■ What is being asked: From the entries below, tally how many lines contain "xlabel" and report only that figure.
## START
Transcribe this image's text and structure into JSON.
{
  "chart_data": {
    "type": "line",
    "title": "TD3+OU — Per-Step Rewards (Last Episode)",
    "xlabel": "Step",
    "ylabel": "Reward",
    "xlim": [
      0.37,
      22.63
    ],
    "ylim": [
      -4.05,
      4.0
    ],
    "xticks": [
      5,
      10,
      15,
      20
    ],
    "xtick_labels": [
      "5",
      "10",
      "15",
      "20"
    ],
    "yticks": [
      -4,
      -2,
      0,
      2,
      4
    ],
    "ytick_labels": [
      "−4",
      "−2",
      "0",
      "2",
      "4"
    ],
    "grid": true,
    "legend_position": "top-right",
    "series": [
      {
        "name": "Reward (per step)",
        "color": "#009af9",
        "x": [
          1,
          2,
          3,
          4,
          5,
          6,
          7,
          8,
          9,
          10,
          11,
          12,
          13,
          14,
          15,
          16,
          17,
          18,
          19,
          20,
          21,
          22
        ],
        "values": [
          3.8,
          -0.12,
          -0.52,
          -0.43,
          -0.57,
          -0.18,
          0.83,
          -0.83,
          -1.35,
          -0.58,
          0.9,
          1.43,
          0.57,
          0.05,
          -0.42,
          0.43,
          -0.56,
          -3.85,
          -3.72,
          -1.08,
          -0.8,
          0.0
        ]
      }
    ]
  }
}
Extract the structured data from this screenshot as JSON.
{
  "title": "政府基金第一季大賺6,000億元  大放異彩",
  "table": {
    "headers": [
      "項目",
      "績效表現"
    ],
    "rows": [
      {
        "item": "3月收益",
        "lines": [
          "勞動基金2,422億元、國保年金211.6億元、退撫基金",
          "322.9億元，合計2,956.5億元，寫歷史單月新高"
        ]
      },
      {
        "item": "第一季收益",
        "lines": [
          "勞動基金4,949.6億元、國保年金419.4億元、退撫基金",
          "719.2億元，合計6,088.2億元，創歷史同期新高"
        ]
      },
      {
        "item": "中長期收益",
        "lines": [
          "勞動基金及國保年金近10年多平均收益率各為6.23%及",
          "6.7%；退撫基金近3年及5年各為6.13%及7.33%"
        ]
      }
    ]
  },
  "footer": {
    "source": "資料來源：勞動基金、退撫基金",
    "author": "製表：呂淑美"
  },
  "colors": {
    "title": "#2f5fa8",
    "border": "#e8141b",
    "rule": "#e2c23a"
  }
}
## END
## START
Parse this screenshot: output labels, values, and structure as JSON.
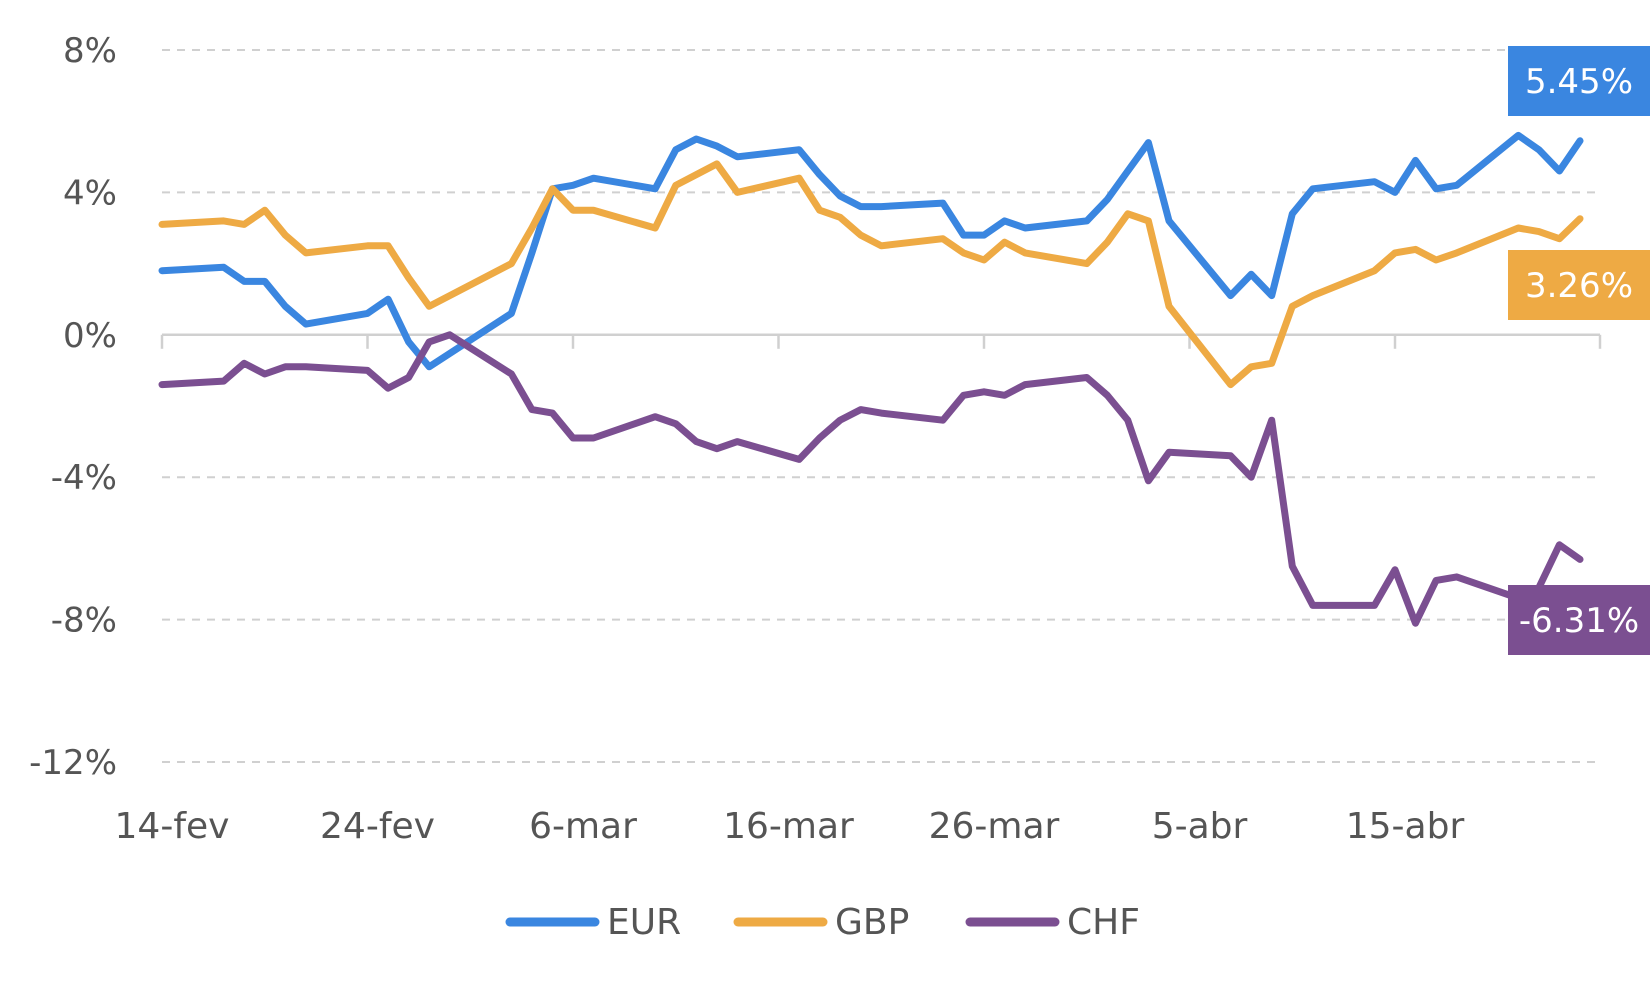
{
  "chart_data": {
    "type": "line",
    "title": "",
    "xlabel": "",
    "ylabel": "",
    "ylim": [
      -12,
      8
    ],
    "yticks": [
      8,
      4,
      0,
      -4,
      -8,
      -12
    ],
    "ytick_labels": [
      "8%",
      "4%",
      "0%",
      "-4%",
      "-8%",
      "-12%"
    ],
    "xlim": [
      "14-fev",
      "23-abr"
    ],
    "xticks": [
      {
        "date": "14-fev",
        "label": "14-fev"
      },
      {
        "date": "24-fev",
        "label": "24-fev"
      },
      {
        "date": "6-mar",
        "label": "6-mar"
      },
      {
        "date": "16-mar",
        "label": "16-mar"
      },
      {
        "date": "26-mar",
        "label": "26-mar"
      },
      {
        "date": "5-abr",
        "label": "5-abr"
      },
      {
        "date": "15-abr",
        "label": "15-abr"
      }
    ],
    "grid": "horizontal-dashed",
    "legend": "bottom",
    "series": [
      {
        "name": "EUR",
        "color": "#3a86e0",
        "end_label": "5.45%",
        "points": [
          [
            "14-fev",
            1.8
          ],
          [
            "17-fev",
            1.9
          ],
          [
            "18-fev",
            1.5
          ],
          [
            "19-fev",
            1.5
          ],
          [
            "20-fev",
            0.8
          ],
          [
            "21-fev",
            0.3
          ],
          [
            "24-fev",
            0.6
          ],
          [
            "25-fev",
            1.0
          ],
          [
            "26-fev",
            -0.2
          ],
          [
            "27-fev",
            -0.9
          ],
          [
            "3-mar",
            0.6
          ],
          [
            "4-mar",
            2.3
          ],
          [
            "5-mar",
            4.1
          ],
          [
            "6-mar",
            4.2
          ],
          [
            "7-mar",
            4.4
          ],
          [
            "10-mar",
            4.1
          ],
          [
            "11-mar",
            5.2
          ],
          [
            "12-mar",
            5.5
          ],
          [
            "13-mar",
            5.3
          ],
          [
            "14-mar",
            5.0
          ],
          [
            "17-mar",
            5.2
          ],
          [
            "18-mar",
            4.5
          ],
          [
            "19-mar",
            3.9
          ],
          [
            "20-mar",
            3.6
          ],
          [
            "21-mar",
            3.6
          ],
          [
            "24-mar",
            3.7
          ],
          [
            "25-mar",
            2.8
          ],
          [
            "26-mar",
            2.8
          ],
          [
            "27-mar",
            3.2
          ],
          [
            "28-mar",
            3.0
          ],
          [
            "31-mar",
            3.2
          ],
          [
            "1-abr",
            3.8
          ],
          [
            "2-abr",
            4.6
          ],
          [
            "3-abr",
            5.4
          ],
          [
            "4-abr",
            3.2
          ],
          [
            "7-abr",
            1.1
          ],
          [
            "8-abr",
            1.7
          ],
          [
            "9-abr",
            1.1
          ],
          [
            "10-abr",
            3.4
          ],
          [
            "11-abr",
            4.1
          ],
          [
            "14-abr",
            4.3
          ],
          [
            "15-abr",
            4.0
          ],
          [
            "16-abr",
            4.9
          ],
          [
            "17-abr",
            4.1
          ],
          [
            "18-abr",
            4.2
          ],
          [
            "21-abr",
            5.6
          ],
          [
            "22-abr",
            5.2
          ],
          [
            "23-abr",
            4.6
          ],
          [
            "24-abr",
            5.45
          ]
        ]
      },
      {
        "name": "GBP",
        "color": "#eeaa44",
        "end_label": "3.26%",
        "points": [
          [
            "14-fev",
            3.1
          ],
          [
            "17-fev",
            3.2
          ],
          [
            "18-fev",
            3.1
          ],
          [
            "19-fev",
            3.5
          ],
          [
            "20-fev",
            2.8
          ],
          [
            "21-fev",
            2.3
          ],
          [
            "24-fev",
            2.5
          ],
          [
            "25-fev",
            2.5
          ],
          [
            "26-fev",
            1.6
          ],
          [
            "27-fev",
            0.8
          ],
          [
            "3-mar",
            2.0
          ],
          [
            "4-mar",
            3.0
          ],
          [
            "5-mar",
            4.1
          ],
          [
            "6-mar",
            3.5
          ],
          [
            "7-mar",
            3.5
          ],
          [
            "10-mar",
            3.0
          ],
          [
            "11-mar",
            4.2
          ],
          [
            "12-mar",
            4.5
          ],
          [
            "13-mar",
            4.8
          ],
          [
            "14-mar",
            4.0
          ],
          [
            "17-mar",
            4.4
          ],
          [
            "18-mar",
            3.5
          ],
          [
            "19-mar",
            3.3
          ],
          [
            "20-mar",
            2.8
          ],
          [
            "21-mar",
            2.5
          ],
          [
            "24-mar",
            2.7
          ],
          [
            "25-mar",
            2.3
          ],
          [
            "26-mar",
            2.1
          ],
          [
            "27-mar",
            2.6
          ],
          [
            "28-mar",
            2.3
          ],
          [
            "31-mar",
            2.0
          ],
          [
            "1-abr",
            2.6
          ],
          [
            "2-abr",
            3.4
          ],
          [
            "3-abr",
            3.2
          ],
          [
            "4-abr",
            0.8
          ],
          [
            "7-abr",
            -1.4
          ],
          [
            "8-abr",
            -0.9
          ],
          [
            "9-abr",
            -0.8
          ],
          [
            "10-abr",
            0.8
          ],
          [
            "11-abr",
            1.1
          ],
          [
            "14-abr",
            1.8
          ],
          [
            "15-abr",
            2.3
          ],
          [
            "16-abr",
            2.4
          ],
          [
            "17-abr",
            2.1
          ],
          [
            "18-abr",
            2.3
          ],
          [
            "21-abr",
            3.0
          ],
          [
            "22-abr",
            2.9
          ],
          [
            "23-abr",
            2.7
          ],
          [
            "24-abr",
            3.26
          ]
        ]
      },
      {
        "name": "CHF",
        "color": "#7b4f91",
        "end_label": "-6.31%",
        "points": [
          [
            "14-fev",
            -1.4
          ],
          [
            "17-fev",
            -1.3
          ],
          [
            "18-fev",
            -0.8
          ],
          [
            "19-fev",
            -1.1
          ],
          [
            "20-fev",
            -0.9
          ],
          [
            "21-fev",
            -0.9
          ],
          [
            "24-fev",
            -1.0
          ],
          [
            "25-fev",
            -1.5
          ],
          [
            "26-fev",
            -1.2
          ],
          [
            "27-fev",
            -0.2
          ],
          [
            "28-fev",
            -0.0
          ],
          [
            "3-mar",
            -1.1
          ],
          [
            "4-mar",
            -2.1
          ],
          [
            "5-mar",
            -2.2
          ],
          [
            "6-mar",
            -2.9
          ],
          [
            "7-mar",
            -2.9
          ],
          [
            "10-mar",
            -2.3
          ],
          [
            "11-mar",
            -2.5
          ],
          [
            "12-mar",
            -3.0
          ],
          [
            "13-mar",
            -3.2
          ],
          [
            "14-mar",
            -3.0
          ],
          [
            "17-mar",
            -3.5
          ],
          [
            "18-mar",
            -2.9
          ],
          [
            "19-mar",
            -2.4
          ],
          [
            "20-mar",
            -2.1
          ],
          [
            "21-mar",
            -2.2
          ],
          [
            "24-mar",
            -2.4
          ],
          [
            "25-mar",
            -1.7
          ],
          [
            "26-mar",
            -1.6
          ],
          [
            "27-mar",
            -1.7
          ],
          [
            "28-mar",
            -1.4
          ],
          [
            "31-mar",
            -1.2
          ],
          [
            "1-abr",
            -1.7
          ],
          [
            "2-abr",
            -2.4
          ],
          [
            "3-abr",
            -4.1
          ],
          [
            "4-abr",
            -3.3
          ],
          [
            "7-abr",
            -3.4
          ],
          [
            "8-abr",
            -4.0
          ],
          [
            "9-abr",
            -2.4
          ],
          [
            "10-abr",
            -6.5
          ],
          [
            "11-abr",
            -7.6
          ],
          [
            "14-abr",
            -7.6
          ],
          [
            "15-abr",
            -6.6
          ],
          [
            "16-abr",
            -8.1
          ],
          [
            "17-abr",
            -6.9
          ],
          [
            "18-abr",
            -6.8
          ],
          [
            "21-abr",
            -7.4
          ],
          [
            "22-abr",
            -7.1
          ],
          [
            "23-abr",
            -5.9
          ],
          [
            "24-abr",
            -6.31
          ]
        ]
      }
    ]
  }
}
## END
## START
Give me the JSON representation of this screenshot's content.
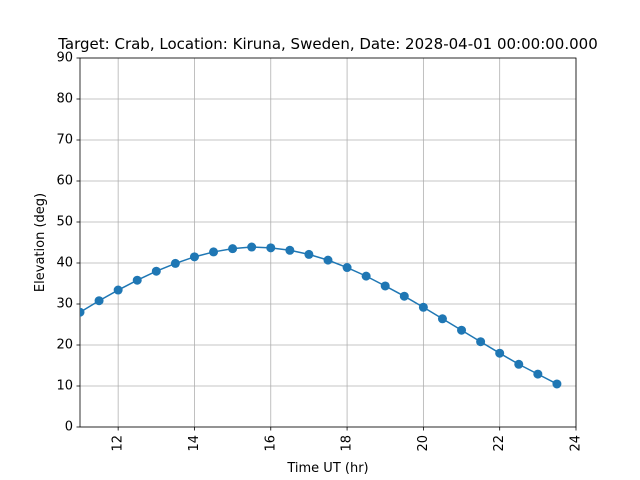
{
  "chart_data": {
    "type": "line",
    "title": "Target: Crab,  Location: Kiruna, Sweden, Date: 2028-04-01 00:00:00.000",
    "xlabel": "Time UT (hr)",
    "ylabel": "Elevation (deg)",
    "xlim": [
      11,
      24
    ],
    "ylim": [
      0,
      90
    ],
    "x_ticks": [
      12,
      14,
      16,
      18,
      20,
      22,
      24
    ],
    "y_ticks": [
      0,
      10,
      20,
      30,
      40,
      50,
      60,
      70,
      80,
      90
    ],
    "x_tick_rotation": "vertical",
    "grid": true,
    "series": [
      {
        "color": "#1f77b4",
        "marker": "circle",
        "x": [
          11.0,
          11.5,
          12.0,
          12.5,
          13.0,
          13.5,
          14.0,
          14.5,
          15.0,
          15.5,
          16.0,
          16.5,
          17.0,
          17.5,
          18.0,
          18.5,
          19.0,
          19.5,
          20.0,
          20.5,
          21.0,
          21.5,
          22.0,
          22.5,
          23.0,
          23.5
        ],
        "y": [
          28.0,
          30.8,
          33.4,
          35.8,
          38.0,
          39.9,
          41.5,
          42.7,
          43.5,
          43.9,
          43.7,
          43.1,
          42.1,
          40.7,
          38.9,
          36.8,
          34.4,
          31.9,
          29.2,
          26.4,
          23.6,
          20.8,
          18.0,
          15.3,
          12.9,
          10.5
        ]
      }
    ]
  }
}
## END
■ Expected answer: 3